**AVAILABLE RECORDS:**
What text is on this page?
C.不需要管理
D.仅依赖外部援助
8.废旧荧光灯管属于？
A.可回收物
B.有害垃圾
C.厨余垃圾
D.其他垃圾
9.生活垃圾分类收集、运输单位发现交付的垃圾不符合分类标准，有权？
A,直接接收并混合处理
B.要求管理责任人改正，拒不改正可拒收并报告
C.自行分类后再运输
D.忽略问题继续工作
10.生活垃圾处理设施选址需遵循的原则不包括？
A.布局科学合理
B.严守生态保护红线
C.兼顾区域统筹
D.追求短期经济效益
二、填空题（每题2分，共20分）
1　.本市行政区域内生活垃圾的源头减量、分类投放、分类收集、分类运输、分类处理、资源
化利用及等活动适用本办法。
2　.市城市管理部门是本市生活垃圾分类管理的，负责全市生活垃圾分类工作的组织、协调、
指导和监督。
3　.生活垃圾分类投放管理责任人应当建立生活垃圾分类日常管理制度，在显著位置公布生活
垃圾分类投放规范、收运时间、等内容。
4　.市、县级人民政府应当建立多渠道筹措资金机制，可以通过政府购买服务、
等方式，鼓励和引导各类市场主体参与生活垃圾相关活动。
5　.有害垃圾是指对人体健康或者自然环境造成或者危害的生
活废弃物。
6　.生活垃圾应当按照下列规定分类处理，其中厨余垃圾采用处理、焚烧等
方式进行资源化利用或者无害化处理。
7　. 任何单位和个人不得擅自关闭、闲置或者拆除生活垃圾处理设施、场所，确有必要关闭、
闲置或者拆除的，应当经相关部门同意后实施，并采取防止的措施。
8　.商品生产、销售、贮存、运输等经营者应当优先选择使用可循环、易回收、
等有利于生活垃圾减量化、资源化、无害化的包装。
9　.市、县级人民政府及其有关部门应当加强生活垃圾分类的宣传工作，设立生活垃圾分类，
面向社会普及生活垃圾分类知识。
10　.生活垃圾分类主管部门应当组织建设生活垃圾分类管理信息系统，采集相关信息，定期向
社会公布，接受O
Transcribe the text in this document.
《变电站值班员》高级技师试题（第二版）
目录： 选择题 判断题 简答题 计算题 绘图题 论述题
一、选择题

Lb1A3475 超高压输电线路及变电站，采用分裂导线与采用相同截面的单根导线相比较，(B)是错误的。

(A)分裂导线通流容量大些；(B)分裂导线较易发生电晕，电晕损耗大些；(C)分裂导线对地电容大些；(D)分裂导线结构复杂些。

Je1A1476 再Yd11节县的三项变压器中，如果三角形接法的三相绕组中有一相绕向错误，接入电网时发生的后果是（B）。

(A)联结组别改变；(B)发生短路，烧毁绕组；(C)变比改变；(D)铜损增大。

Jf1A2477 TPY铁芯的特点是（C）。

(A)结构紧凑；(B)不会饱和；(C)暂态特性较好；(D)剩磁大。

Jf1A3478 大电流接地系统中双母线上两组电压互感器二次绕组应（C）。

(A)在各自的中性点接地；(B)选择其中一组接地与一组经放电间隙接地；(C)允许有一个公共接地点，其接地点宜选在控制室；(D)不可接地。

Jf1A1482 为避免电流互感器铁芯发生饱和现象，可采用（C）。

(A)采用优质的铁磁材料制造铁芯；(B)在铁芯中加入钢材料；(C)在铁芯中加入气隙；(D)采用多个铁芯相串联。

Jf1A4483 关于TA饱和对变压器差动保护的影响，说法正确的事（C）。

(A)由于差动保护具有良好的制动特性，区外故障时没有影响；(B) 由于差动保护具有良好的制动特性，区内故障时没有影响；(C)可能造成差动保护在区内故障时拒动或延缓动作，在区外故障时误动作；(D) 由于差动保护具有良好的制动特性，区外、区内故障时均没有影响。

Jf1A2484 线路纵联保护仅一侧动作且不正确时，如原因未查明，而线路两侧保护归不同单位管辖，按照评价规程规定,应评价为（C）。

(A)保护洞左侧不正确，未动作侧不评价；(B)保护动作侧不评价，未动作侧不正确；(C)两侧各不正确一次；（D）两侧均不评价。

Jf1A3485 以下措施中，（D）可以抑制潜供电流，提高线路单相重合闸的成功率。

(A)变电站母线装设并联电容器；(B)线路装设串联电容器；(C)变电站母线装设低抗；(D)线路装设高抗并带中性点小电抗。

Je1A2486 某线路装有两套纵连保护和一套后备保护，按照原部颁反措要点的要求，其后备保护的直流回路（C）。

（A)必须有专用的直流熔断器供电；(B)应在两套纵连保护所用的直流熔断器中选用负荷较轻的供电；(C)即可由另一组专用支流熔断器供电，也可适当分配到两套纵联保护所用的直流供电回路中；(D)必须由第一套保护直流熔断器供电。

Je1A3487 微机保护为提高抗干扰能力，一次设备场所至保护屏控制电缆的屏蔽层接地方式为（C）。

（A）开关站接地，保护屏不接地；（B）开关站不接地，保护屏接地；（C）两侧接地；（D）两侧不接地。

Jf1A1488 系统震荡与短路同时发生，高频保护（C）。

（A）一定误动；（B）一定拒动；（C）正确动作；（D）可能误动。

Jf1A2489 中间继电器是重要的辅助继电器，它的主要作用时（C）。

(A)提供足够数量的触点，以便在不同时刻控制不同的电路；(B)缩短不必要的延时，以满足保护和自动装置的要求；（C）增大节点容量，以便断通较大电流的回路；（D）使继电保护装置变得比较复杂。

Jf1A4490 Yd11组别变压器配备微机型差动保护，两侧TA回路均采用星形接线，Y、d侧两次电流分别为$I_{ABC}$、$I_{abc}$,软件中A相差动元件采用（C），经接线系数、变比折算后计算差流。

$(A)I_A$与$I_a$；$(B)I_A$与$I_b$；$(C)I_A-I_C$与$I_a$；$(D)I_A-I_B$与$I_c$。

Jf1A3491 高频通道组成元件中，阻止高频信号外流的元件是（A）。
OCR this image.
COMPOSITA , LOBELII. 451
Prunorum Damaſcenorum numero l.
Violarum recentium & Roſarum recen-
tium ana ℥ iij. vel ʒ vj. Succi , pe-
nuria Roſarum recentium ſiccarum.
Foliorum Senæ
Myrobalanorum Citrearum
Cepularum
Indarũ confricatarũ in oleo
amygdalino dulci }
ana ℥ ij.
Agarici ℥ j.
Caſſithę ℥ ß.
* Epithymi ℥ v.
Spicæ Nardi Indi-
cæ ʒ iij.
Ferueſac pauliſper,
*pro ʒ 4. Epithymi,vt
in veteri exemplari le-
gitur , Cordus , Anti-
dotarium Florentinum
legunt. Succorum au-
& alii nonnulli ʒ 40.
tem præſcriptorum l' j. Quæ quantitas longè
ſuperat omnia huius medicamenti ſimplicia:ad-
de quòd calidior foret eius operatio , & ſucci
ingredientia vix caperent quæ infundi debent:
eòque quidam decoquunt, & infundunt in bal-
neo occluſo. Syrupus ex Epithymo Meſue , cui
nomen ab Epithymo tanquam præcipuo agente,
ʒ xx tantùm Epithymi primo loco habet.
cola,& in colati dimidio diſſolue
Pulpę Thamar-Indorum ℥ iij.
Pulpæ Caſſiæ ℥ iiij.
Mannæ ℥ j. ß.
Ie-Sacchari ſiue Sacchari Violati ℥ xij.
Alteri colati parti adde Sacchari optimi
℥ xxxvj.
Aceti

**WHAT YOU WILL DO:** Count up every line above that has the word "Epithymi" in it; answer with the number alone.

**RESULT OF THIS TASK:** 3